(Chart and figure data)
---+---

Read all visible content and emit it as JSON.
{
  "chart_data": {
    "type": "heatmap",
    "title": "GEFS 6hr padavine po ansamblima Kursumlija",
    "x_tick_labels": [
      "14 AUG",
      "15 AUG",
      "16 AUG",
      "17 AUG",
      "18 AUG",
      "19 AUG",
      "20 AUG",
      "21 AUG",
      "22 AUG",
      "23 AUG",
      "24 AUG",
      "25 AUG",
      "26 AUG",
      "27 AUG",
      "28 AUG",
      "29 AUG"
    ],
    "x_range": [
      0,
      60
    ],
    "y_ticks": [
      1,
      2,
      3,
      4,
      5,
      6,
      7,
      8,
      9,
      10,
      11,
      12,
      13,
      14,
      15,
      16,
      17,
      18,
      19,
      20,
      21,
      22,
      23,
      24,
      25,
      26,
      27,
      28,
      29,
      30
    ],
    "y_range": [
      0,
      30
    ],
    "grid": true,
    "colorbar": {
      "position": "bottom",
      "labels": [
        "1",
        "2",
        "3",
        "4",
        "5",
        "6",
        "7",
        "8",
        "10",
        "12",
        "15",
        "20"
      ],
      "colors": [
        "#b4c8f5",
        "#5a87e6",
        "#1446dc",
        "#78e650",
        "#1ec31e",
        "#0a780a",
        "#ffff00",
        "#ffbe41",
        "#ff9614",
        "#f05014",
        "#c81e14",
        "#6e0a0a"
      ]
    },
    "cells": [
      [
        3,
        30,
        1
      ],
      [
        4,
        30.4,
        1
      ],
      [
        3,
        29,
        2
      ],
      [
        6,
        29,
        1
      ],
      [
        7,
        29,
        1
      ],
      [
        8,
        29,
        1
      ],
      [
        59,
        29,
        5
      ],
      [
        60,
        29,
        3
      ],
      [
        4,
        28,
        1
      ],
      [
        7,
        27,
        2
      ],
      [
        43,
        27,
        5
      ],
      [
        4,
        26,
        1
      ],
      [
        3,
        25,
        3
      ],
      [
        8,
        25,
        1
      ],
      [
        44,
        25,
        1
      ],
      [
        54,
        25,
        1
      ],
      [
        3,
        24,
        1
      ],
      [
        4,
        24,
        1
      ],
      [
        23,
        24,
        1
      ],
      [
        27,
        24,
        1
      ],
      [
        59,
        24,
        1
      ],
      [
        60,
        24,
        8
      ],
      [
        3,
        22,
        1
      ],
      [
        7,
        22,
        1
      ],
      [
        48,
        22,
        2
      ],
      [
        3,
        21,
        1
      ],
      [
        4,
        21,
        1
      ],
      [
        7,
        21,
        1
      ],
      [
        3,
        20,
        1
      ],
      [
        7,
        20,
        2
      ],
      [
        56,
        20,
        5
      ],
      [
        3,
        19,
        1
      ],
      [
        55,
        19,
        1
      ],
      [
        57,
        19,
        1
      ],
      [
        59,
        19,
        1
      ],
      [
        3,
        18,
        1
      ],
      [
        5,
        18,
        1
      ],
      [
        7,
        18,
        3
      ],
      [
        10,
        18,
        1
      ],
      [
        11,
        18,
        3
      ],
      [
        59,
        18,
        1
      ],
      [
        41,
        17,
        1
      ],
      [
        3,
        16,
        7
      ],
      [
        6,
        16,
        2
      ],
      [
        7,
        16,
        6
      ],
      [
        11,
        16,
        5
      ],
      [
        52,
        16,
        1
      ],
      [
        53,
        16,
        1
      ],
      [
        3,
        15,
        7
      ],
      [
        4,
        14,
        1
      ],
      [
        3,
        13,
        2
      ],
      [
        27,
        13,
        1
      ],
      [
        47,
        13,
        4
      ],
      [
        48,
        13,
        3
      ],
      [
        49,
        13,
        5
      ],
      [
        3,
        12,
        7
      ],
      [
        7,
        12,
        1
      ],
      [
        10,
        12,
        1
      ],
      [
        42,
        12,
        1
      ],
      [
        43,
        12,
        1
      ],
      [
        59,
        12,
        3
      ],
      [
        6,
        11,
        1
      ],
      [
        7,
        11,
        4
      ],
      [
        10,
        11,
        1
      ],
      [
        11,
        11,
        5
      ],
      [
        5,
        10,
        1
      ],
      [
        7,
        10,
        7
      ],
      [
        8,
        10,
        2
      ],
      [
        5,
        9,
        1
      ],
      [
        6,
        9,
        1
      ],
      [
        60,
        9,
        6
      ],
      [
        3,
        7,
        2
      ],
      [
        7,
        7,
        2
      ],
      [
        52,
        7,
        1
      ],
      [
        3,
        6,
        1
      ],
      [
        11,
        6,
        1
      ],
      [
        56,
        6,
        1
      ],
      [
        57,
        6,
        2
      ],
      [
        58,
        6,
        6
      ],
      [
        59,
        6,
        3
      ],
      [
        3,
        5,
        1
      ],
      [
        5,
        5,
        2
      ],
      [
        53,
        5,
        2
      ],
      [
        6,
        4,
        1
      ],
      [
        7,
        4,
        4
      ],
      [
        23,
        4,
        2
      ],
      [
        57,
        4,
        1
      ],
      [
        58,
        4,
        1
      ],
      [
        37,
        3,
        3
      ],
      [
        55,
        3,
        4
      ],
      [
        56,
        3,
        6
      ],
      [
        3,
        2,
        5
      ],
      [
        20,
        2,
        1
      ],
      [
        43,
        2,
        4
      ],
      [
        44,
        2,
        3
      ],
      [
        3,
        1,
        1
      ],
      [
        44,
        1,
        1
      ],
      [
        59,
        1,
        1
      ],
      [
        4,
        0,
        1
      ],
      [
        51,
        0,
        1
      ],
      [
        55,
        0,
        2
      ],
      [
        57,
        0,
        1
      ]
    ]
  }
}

---+---

*Task description*
Quote each line of the data above exactly as written.

*Exercise response*
Read all visible content and emit it as JSON.
{
  "chart_data": {
    "type": "heatmap",
    "title": "GEFS 6hr padavine po ansamblima Kursumlija",
    "x_tick_labels": [
      "14 AUG",
      "15 AUG",
      "16 AUG",
      "17 AUG",
      "18 AUG",
      "19 AUG",
      "20 AUG",
      "21 AUG",
      "22 AUG",
      "23 AUG",
      "24 AUG",
      "25 AUG",
      "26 AUG",
      "27 AUG",
      "28 AUG",
      "29 AUG"
    ],
    "x_range": [
      0,
      60
    ],
    "y_ticks": [
      1,
      2,
      3,
      4,
      5,
      6,
      7,
      8,
      9,
      10,
      11,
      12,
      13,
      14,
      15,
      16,
      17,
      18,
      19,
      20,
      21,
      22,
      23,
      24,
      25,
      26,
      27,
      28,
      29,
      30
    ],
    "y_range": [
      0,
      30
    ],
    "grid": true,
    "colorbar": {
      "position": "bottom",
      "labels": [
        "1",
        "2",
        "3",
        "4",
        "5",
        "6",
        "7",
        "8",
        "10",
        "12",
        "15",
        "20"
      ],
      "colors": [
        "#b4c8f5",
        "#5a87e6",
        "#1446dc",
        "#78e650",
        "#1ec31e",
        "#0a780a",
        "#ffff00",
        "#ffbe41",
        "#ff9614",
        "#f05014",
        "#c81e14",
        "#6e0a0a"
      ]
    },
    "cells": [
      [
        3,
        30,
        1
      ],
      [
        4,
        30.4,
        1
      ],
      [
        3,
        29,
        2
      ],
      [
        6,
        29,
        1
      ],
      [
        7,
        29,
        1
      ],
      [
        8,
        29,
        1
      ],
      [
        59,
        29,
        5
      ],
      [
        60,
        29,
        3
      ],
      [
        4,
        28,
        1
      ],
      [
        7,
        27,
        2
      ],
      [
        43,
        27,
        5
      ],
      [
        4,
        26,
        1
      ],
      [
        3,
        25,
        3
      ],
      [
        8,
        25,
        1
      ],
      [
        44,
        25,
        1
      ],
      [
        54,
        25,
        1
      ],
      [
        3,
        24,
        1
      ],
      [
        4,
        24,
        1
      ],
      [
        23,
        24,
        1
      ],
      [
        27,
        24,
        1
      ],
      [
        59,
        24,
        1
      ],
      [
        60,
        24,
        8
      ],
      [
        3,
        22,
        1
      ],
      [
        7,
        22,
        1
      ],
      [
        48,
        22,
        2
      ],
      [
        3,
        21,
        1
      ],
      [
        4,
        21,
        1
      ],
      [
        7,
        21,
        1
      ],
      [
        3,
        20,
        1
      ],
      [
        7,
        20,
        2
      ],
      [
        56,
        20,
        5
      ],
      [
        3,
        19,
        1
      ],
      [
        55,
        19,
        1
      ],
      [
        57,
        19,
        1
      ],
      [
        59,
        19,
        1
      ],
      [
        3,
        18,
        1
      ],
      [
        5,
        18,
        1
      ],
      [
        7,
        18,
        3
      ],
      [
        10,
        18,
        1
      ],
      [
        11,
        18,
        3
      ],
      [
        59,
        18,
        1
      ],
      [
        41,
        17,
        1
      ],
      [
        3,
        16,
        7
      ],
      [
        6,
        16,
        2
      ],
      [
        7,
        16,
        6
      ],
      [
        11,
        16,
        5
      ],
      [
        52,
        16,
        1
      ],
      [
        53,
        16,
        1
      ],
      [
        3,
        15,
        7
      ],
      [
        4,
        14,
        1
      ],
      [
        3,
        13,
        2
      ],
      [
        27,
        13,
        1
      ],
      [
        47,
        13,
        4
      ],
      [
        48,
        13,
        3
      ],
      [
        49,
        13,
        5
      ],
      [
        3,
        12,
        7
      ],
      [
        7,
        12,
        1
      ],
      [
        10,
        12,
        1
      ],
      [
        42,
        12,
        1
      ],
      [
        43,
        12,
        1
      ],
      [
        59,
        12,
        3
      ],
      [
        6,
        11,
        1
      ],
      [
        7,
        11,
        4
      ],
      [
        10,
        11,
        1
      ],
      [
        11,
        11,
        5
      ],
      [
        5,
        10,
        1
      ],
      [
        7,
        10,
        7
      ],
      [
        8,
        10,
        2
      ],
      [
        5,
        9,
        1
      ],
      [
        6,
        9,
        1
      ],
      [
        60,
        9,
        6
      ],
      [
        3,
        7,
        2
      ],
      [
        7,
        7,
        2
      ],
      [
        52,
        7,
        1
      ],
      [
        3,
        6,
        1
      ],
      [
        11,
        6,
        1
      ],
      [
        56,
        6,
        1
      ],
      [
        57,
        6,
        2
      ],
      [
        58,
        6,
        6
      ],
      [
        59,
        6,
        3
      ],
      [
        3,
        5,
        1
      ],
      [
        5,
        5,
        2
      ],
      [
        53,
        5,
        2
      ],
      [
        6,
        4,
        1
      ],
      [
        7,
        4,
        4
      ],
      [
        23,
        4,
        2
      ],
      [
        57,
        4,
        1
      ],
      [
        58,
        4,
        1
      ],
      [
        37,
        3,
        3
      ],
      [
        55,
        3,
        4
      ],
      [
        56,
        3,
        6
      ],
      [
        3,
        2,
        5
      ],
      [
        20,
        2,
        1
      ],
      [
        43,
        2,
        4
      ],
      [
        44,
        2,
        3
      ],
      [
        3,
        1,
        1
      ],
      [
        44,
        1,
        1
      ],
      [
        59,
        1,
        1
      ],
      [
        4,
        0,
        1
      ],
      [
        51,
        0,
        1
      ],
      [
        55,
        0,
        2
      ],
      [
        57,
        0,
        1
      ]
    ]
  }
}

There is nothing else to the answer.